--- PROVIDED DATA ---

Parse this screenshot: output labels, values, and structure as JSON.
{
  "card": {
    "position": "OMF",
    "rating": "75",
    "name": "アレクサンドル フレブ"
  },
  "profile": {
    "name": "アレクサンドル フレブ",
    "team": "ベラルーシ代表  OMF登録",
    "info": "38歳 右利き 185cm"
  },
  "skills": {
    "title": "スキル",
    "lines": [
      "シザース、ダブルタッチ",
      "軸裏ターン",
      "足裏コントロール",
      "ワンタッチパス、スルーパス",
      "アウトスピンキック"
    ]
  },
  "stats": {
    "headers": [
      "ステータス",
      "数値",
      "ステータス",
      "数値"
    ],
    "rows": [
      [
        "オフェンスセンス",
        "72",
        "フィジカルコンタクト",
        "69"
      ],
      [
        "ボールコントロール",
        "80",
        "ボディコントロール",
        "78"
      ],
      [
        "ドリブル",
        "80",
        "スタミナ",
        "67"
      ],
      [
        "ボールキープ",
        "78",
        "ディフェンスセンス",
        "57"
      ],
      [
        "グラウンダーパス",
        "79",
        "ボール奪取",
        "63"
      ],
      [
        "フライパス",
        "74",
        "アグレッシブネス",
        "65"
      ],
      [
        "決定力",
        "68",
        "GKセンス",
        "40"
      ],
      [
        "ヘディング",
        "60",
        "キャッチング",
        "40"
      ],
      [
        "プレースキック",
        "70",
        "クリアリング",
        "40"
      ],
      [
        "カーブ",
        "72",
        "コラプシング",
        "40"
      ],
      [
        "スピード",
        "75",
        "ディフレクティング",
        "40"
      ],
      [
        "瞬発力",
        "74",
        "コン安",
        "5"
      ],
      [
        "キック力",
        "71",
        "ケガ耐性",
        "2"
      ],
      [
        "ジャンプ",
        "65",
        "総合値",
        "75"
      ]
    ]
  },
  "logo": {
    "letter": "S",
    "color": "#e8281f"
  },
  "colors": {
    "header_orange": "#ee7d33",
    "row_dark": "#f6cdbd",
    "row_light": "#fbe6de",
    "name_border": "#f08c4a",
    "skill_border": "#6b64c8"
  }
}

---

**TASK TO COMPLETE**
Retype the material in full. Each word must match.

**CORRECT OUTPUT**
Parse this screenshot: output labels, values, and structure as JSON.
{
  "card": {
    "position": "OMF",
    "rating": "75",
    "name": "アレクサンドル フレブ"
  },
  "profile": {
    "name": "アレクサンドル フレブ",
    "team": "ベラルーシ代表  OMF登録",
    "info": "38歳 右利き 185cm"
  },
  "skills": {
    "title": "スキル",
    "lines": [
      "シザース、ダブルタッチ",
      "軸裏ターン",
      "足裏コントロール",
      "ワンタッチパス、スルーパス",
      "アウトスピンキック"
    ]
  },
  "stats": {
    "headers": [
      "ステータス",
      "数値",
      "ステータス",
      "数値"
    ],
    "rows": [
      [
        "オフェンスセンス",
        "72",
        "フィジカルコンタクト",
        "69"
      ],
      [
        "ボールコントロール",
        "80",
        "ボディコントロール",
        "78"
      ],
      [
        "ドリブル",
        "80",
        "スタミナ",
        "67"
      ],
      [
        "ボールキープ",
        "78",
        "ディフェンスセンス",
        "57"
      ],
      [
        "グラウンダーパス",
        "79",
        "ボール奪取",
        "63"
      ],
      [
        "フライパス",
        "74",
        "アグレッシブネス",
        "65"
      ],
      [
        "決定力",
        "68",
        "GKセンス",
        "40"
      ],
      [
        "ヘディング",
        "60",
        "キャッチング",
        "40"
      ],
      [
        "プレースキック",
        "70",
        "クリアリング",
        "40"
      ],
      [
        "カーブ",
        "72",
        "コラプシング",
        "40"
      ],
      [
        "スピード",
        "75",
        "ディフレクティング",
        "40"
      ],
      [
        "瞬発力",
        "74",
        "コン安",
        "5"
      ],
      [
        "キック力",
        "71",
        "ケガ耐性",
        "2"
      ],
      [
        "ジャンプ",
        "65",
        "総合値",
        "75"
      ]
    ]
  },
  "logo": {
    "letter": "S",
    "color": "#e8281f"
  },
  "colors": {
    "header_orange": "#ee7d33",
    "row_dark": "#f6cdbd",
    "row_light": "#fbe6de",
    "name_border": "#f08c4a",
    "skill_border": "#6b64c8"
  }
}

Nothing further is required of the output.